PASSAGE:
■ ■ ■ ■ ■ ■ ■

It's a valid outlook, but an odd one for someone making populist gestures in his business life and performing on such a giant stage. This became even more apparent after Yorke was rejoined by his band. As they began the loud, dramatic surge of "Just," from The Bends, it was like a toggle switch transformed the crowd from a group of happy, attentive young men and women to an ecstatic mob. "Pumped by an oldie" doesn't come close; this was now a different audience.

A year later, Radiohead opened their headlining set at the Reading Festival with the rarely played "Creep," the song that started it all. Sixteen years ago, this outsider anthem's refrain, "I wish I was special," stated an irony that has engulfed Radiohead their whole career. A band that can make iconic songs that stretch across a fractious culture, that can weave them into an even greater whole, and that have a unique, haunting musical voice we will remember for decades, is plenty special. As special as it gets. If only they'd settle for good.


MYTH No. 2: Nirvana Killed Hair Metal

REALITY: It was already dead. Blame Queensrÿche.

■ ■ ■ ■ ■ ■ ■

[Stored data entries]

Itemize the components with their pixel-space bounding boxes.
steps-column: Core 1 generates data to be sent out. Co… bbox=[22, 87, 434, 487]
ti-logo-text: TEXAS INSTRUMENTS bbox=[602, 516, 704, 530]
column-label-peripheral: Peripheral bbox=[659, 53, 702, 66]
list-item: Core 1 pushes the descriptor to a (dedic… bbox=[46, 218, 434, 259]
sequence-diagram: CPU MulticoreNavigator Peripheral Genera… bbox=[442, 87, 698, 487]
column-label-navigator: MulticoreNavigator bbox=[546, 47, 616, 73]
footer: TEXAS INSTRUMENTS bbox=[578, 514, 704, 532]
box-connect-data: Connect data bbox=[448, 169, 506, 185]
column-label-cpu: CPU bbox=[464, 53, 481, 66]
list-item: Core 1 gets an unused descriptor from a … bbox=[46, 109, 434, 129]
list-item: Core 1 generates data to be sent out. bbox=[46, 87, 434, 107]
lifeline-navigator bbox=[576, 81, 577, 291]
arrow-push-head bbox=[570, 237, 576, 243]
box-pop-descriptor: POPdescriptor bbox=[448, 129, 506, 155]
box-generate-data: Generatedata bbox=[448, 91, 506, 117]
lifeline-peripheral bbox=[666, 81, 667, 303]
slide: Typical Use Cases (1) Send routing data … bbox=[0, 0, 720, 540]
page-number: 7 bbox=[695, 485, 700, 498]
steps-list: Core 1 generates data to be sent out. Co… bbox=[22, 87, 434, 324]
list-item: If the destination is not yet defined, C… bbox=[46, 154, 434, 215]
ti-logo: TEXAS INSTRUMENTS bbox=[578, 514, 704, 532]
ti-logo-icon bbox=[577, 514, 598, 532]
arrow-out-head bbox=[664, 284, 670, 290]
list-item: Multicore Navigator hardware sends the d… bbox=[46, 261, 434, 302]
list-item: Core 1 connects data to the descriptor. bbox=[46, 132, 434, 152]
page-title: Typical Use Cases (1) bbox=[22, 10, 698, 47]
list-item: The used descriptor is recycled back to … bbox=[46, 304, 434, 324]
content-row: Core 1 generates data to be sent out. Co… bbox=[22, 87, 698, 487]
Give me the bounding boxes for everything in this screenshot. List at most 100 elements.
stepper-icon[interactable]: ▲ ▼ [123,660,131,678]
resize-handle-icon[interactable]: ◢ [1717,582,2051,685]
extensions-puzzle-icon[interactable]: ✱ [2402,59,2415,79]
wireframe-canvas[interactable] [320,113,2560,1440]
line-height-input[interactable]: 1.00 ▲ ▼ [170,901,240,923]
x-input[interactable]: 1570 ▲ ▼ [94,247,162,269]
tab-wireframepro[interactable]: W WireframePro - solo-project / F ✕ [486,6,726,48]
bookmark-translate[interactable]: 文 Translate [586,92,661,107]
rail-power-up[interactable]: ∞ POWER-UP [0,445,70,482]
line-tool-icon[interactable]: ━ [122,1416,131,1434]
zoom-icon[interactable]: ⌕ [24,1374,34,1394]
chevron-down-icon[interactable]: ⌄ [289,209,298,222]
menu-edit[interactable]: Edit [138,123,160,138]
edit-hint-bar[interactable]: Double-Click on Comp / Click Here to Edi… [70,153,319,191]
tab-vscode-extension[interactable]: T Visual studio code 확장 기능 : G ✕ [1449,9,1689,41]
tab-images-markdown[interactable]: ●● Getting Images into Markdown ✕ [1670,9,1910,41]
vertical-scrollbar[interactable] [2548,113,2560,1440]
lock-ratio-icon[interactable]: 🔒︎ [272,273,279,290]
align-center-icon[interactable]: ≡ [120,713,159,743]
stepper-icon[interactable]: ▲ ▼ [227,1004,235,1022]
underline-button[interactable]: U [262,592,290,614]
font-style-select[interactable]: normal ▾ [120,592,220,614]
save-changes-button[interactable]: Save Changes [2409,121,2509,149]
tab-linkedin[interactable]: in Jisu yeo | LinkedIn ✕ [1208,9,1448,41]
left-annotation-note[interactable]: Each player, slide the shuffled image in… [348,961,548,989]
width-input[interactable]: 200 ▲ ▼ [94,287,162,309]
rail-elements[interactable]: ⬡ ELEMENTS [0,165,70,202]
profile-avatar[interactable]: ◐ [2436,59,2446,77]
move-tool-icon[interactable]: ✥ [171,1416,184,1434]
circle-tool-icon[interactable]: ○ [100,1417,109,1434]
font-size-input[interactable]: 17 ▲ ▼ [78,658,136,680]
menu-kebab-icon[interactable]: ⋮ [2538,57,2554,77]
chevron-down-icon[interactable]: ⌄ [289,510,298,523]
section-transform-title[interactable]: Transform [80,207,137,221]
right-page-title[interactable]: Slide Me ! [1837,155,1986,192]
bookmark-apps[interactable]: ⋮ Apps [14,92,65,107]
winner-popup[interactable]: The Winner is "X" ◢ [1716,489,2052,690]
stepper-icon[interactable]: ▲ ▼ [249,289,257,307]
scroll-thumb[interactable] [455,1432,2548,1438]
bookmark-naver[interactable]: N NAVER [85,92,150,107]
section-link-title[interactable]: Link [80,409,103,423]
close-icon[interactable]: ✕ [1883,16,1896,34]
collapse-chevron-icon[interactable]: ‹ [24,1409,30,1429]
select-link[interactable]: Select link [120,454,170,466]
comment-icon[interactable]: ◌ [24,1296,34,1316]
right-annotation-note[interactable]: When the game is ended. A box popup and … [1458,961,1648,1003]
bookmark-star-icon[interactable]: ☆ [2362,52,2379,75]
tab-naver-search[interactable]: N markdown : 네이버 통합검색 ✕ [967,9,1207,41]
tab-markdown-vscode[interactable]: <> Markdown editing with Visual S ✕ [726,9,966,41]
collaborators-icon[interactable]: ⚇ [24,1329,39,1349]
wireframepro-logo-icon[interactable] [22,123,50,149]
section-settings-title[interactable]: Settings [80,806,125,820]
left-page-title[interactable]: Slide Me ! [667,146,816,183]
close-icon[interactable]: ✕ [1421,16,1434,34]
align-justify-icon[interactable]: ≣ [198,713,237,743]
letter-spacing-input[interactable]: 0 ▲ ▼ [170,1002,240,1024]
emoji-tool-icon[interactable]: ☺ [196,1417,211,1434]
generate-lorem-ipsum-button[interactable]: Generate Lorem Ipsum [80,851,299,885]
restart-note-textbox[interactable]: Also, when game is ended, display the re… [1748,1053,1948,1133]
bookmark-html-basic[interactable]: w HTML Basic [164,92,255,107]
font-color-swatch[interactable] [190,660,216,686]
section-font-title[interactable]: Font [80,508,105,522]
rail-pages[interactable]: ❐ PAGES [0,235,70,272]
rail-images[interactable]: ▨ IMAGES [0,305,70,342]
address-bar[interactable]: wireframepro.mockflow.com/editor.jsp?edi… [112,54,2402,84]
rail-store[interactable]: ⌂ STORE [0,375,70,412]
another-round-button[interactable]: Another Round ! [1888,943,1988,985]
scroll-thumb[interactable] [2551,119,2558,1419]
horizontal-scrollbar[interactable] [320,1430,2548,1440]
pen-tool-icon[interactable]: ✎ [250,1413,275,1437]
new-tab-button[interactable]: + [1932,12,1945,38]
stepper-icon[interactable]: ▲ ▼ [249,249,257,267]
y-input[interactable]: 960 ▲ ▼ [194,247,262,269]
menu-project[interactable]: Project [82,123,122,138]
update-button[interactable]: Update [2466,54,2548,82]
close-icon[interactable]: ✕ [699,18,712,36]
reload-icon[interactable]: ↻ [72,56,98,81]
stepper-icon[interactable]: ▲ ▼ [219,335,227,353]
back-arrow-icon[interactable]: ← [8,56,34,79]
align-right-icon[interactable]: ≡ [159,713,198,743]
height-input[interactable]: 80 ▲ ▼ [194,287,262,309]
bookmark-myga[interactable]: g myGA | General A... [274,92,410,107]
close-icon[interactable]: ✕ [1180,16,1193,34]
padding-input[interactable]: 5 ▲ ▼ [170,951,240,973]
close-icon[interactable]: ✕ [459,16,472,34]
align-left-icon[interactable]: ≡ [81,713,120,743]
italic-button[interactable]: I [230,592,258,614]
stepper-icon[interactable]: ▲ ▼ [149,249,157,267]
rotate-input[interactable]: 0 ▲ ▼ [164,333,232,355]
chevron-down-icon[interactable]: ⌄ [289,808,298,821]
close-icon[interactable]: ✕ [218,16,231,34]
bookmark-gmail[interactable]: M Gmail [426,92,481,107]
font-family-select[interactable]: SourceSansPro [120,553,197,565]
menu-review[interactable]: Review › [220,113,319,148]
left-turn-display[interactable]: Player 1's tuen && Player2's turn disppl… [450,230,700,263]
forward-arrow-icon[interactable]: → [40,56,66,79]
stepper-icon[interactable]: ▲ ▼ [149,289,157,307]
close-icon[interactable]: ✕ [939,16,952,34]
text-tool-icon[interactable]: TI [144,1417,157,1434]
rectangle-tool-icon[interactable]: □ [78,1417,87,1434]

■ ■ ■ ■ ■ ■ ■

BRIEF 1: In the Radiohead passage, which song did Radiohead open their headlining set at the Reading Festival with?
BRIEF 2: Translate this sentence from the Radiohead passage into Spanish: "This became even more apparent after Yorke was rejoined by his band."
BRIEF 3: Extract the part of the Radiohead passage between "A year later, Radiohead" and "settle for good.", inclusive.
Rely only on the Radiohead passage for what follows.

EXERCISE RESULT 1: "Creep."

EXERCISE RESULT 2: Esto se hizo aún más evidente después de que Yorke se reuniera de nuevo con su banda.

EXERCISE RESULT 3:
A year later, Radiohead opened their headlining set at the Reading Festival with the rarely played "Creep," the song that started it all. Sixteen years ago, this outsider anthem's refrain, "I wish I was special," stated an irony that has engulfed Radiohead their whole career. A band that can make iconic songs that stretch across a fractious culture, that can weave them into an even greater whole, and that have a unique, haunting musical voice we will remember for decades, is plenty special. As special as it gets. If only they'd settle for good.